Exercise prompt
Pull every line containing the word "Count" from the records.

-- START Data --

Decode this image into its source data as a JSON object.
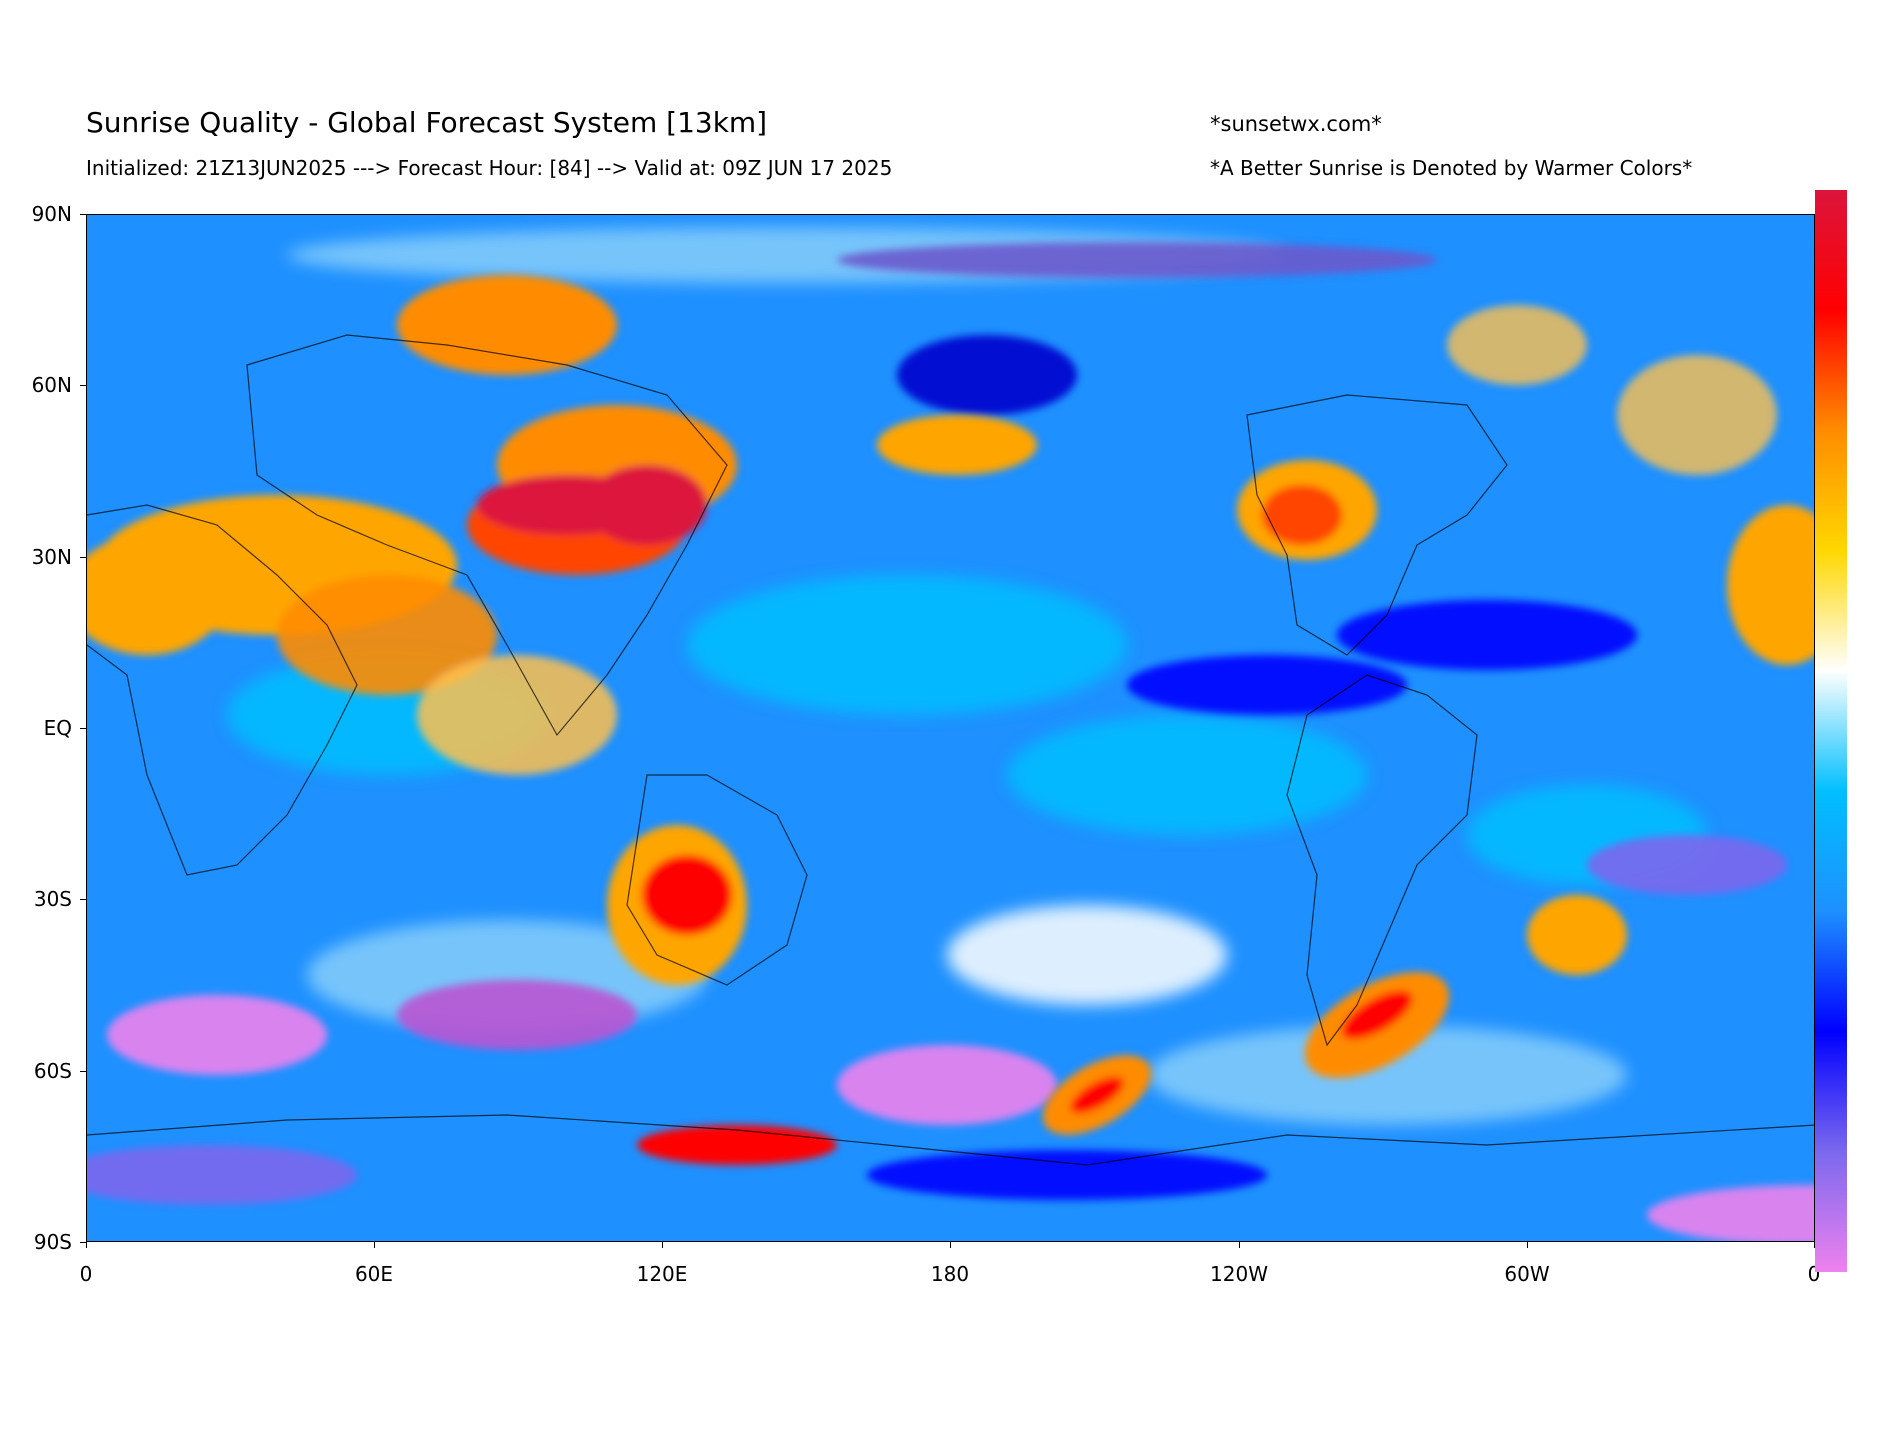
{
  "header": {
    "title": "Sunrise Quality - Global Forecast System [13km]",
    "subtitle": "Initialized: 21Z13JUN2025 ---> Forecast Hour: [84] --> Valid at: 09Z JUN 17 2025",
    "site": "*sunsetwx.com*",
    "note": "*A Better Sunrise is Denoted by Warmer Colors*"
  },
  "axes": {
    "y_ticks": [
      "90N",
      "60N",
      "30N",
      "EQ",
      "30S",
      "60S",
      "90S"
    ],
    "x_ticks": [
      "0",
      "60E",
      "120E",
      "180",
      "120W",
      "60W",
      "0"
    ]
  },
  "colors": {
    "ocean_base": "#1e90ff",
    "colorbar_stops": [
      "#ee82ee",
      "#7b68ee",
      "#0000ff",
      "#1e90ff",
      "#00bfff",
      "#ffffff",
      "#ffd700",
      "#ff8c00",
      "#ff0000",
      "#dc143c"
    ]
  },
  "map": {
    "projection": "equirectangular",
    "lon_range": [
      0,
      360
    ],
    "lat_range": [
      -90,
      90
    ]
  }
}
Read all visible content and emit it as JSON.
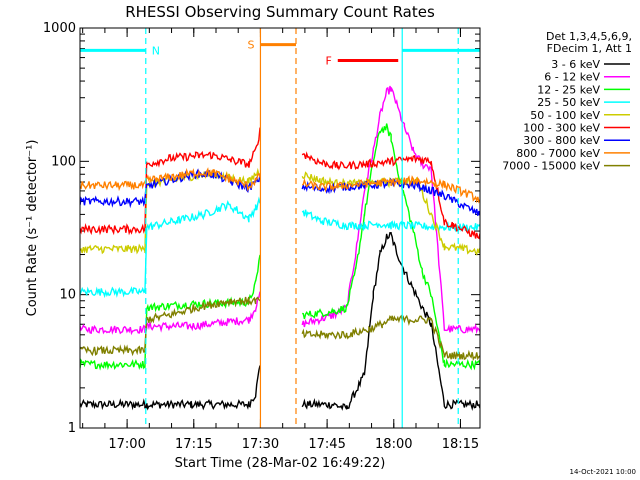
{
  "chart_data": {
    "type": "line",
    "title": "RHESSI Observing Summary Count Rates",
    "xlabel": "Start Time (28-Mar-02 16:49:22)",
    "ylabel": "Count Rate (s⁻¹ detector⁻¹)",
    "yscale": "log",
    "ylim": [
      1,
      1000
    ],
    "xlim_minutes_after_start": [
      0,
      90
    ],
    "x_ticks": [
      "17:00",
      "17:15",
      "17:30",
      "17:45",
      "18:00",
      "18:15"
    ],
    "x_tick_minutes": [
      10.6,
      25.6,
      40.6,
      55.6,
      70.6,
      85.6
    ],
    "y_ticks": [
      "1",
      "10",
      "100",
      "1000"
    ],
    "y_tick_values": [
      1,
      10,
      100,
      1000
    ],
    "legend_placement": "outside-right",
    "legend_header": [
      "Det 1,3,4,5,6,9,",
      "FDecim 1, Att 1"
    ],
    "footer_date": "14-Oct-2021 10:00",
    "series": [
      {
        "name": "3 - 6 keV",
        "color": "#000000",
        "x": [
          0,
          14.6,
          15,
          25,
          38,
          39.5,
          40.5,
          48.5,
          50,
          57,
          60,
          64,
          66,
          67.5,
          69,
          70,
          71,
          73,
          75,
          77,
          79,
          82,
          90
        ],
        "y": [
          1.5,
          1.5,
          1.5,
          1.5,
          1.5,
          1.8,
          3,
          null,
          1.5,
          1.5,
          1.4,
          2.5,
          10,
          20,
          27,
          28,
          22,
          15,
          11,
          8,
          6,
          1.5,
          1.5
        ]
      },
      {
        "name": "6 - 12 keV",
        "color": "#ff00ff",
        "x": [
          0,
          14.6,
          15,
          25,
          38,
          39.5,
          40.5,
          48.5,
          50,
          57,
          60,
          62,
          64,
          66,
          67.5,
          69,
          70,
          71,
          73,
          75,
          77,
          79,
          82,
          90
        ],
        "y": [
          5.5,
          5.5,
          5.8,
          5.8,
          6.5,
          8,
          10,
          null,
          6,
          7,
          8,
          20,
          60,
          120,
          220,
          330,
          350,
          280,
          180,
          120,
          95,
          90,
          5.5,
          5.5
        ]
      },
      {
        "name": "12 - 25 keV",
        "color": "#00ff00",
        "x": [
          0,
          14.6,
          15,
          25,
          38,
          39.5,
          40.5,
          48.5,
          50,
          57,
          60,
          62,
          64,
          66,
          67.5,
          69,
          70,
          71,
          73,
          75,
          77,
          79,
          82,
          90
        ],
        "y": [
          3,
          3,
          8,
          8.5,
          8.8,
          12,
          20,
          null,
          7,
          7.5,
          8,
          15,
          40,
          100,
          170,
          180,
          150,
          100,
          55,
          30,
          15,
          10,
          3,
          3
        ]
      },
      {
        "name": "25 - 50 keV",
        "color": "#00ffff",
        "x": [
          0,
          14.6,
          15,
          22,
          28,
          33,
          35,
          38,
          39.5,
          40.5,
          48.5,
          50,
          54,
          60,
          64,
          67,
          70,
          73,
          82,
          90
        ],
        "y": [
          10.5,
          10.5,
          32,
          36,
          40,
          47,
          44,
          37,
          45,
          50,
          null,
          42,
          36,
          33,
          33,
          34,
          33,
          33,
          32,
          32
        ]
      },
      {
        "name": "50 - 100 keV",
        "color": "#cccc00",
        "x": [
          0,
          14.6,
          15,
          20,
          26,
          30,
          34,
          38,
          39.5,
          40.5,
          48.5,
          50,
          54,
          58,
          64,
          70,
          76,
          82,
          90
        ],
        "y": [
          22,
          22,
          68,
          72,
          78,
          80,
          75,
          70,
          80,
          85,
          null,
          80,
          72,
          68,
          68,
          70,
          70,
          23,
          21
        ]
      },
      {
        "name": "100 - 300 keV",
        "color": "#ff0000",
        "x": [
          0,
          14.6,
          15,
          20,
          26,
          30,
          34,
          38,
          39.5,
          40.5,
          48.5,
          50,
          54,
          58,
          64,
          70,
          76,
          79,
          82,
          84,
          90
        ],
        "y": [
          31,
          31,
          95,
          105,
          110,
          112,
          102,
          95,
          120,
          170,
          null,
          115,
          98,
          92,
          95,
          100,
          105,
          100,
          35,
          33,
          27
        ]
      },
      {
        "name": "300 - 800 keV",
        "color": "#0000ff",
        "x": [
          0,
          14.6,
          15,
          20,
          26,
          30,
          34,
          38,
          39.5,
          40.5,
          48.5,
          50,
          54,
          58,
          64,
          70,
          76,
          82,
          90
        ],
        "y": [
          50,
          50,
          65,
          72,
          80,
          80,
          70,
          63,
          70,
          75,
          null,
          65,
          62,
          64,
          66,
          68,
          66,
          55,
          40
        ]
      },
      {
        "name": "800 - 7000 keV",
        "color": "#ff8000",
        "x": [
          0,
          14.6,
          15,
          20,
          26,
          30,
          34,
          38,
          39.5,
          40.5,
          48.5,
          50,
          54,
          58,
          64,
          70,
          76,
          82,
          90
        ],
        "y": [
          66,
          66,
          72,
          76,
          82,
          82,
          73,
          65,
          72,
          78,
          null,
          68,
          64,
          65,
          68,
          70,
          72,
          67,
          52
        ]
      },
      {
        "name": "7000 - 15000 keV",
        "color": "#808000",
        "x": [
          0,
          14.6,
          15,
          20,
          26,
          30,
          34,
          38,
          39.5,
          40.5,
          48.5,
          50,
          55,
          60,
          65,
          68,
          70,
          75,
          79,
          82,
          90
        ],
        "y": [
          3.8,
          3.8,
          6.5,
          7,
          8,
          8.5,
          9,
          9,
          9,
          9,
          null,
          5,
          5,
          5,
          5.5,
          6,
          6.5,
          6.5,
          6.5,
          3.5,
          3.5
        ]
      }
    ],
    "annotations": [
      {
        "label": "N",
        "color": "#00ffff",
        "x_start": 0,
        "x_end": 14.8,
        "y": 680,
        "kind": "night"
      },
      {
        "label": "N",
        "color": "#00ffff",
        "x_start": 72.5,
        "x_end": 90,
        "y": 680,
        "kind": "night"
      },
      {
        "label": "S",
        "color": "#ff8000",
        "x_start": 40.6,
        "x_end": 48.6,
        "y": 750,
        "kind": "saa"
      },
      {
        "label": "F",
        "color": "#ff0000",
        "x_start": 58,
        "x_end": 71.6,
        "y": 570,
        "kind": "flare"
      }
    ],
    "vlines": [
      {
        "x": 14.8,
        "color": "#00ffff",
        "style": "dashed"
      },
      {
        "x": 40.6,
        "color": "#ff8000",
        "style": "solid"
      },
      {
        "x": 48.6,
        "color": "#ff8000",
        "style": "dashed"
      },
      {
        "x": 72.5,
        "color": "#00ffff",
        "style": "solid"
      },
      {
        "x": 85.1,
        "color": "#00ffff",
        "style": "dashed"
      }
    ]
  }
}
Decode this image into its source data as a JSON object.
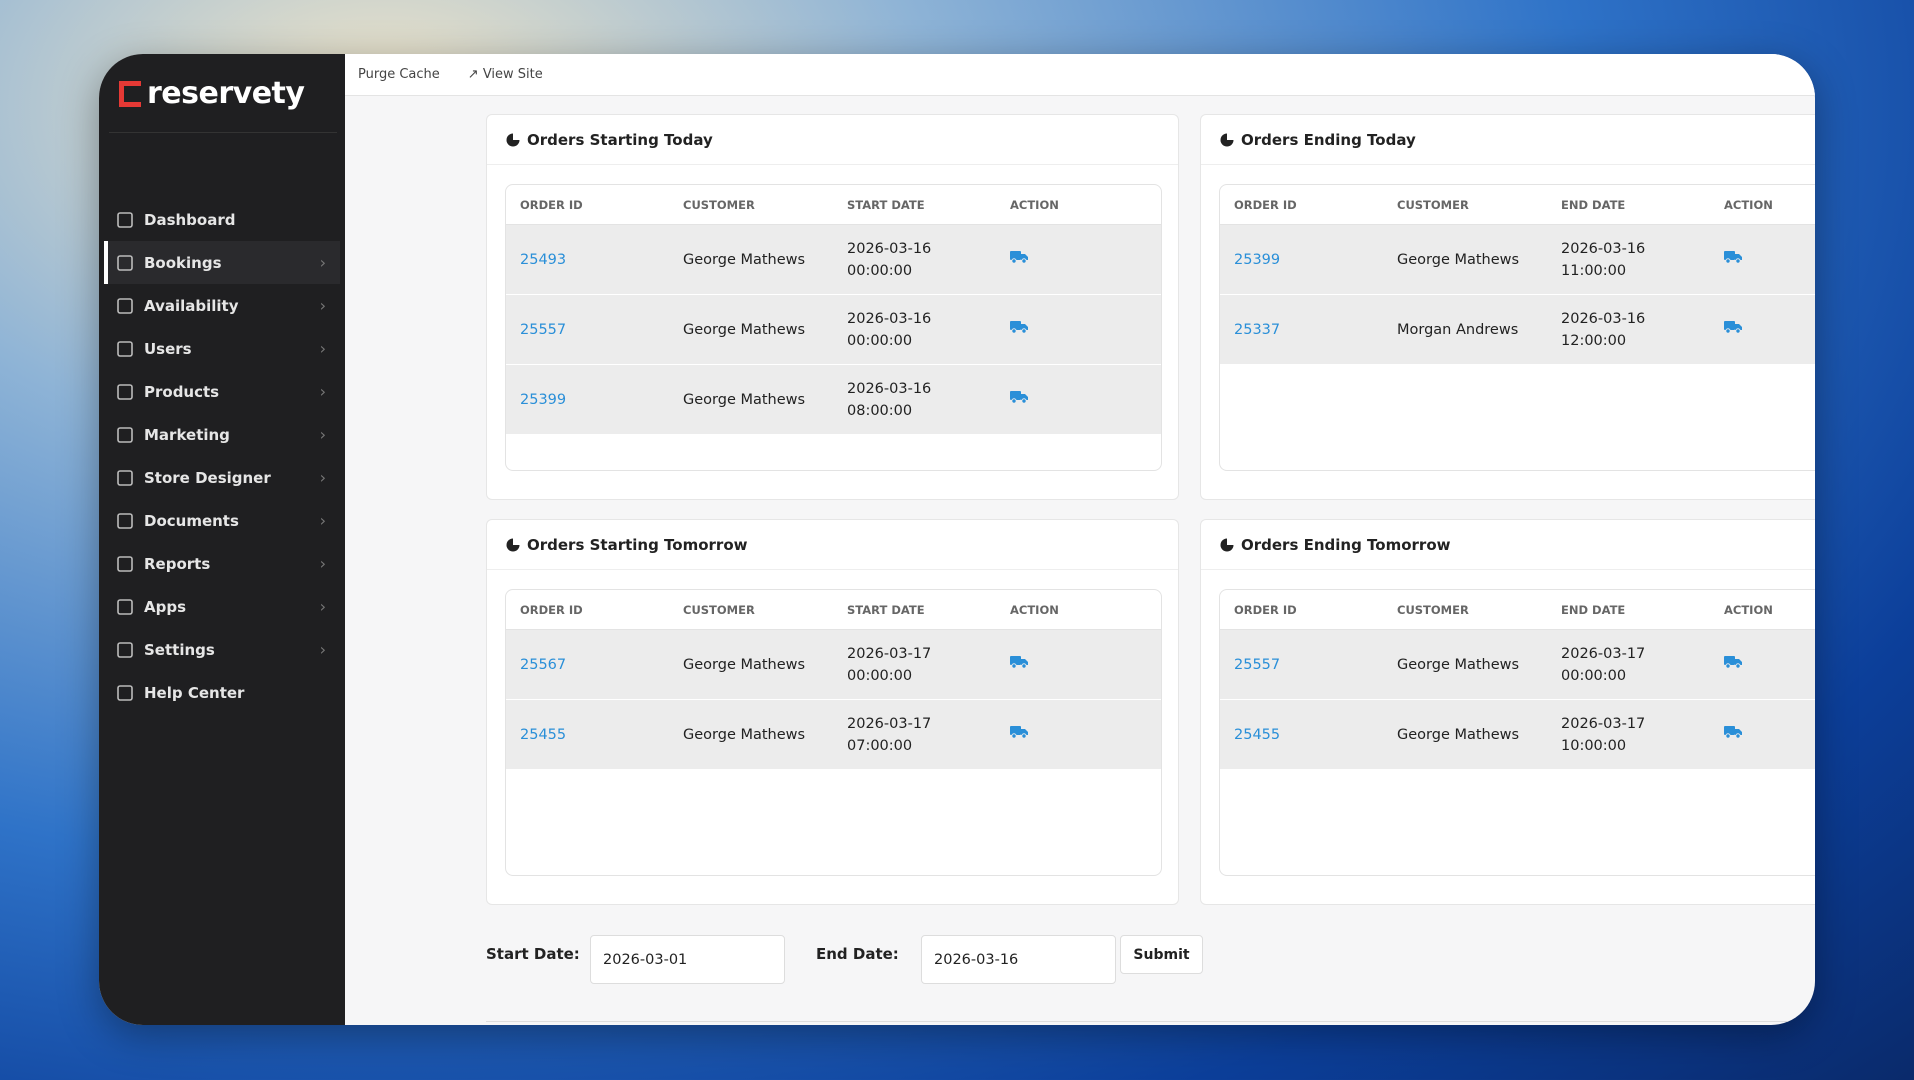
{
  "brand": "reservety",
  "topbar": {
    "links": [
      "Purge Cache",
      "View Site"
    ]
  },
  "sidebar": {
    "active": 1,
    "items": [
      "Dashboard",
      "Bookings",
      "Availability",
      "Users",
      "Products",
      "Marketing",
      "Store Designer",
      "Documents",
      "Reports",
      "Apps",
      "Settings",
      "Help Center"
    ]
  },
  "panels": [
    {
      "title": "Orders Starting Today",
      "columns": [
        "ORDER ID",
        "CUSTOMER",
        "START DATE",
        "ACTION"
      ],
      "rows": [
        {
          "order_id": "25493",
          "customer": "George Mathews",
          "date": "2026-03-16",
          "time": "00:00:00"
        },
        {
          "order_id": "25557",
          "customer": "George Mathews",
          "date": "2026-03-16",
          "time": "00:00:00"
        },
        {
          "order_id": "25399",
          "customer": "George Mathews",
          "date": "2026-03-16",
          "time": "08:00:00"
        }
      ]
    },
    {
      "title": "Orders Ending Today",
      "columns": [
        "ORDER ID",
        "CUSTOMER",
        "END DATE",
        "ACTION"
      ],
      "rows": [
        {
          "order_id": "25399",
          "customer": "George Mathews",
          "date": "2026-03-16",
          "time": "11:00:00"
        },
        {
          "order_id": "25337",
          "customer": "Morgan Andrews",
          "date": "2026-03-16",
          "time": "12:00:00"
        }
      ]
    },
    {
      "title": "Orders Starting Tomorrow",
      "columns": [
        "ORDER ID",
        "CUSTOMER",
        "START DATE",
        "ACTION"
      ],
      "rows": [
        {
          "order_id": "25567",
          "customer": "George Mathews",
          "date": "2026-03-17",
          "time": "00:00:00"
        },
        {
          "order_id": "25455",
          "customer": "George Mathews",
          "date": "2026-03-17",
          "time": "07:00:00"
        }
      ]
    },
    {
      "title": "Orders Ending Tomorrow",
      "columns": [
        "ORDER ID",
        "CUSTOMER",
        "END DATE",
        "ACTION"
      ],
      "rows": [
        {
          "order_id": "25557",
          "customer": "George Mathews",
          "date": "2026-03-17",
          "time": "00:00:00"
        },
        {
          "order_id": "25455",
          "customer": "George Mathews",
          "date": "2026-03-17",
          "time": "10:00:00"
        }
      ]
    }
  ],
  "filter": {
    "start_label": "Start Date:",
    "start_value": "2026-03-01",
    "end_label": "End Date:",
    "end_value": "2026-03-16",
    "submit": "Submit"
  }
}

-- END Data --

Final result
    "title": "RHESSI Observing Summary Count Rates",
    "ylabel": "Count Rate (s⁻¹ detector⁻¹)",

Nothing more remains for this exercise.